Source passage:
******

Within Concordia, an agent's travels are described by its Itinerary. The Itinerary is a data structure which is stored and maintained outside of the agent object itself. The Itinerary is composed of multiple Destinations. Each Destination describes a location to which an agent is to travel and the work the agent is to accomplish at that location. In the current implementation, location is defined by a hostname of a machine on the network and the work to accomplish is by a particular method of the agent class. Thus, if you had an agent class containing two methods, named method1 and method2, a potential Itinerary for this agent could look like the following;

Location

Method

server1.mycompany.com

method1

server2.mycompany.com

method2

When an agent is launched with this Itinerary, the agent would first travel to the machine identified by the TCP/IP hostname server1.mycompany.com. At that location the method method1 would be invoked automatically by the agent system. After method1 completes execution, the agent is transferred by the system to the node server2.mycompany.com. As the agent is transferred to the new location all of its internal state, meaning all of the information stored in its member variables, is transferred with it. This allows the agent to remember any computations it made at prior stops in its travels. Once the agent arrives at server2 the system invokes its method2 method which is allowed to run to completion.

There are some important characteristics of this Itinerary model that is worth noting. The Itinerary is a completely separate data structure from the agent itself. Thus where the agent travels is maintained in a separate logical location than what the agent does. This is very different than the Telescript [23] model where an agent's travel is initiated in its code by a call to its go method. A design decision was made to separate the agent's Itinerary from its code since this leads to a much more manageable system. Without extensive analysis of the Telescript code composing an agent and some knowledge of what runtime conditions will be like, it can be difficult to predict where a Telescript agent may travel. Further, it can be very difficult to locate where a Telescript agent has traveled after it has been launched. Concordia's Itinerary model provides a simple mechanism for defining and tracking how an agent travels. For flexibility reasons, the system allows agent's to modify their Itineraries at runtime. While this can introduce the same type of complexity as is seen with the Telescript's go, it was felt that this functionality will only be needed in very exceptional cases.

******

Dataset content:
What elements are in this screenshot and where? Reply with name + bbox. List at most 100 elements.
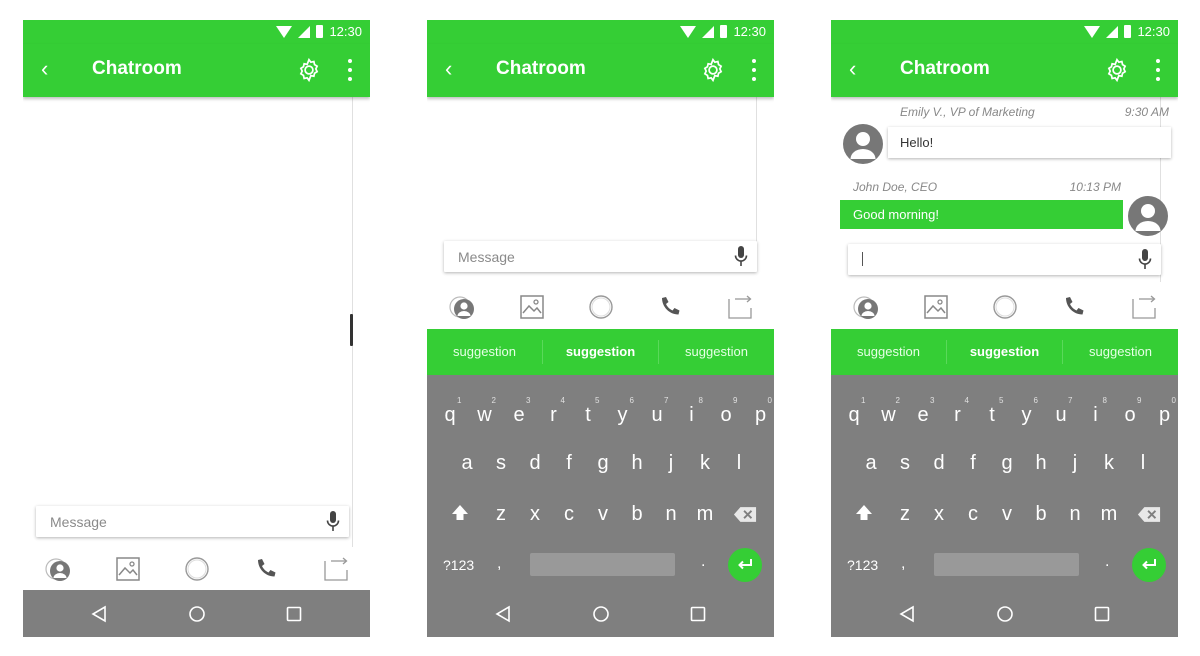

******

Written instruction: List every hostname and method name that appears in the example Itinerary in the Concordia passage. Work only from the Concordia passage and leave the material aside.

The response:
- server1.mycompany.com
- method1
- server2.mycompany.com
- method2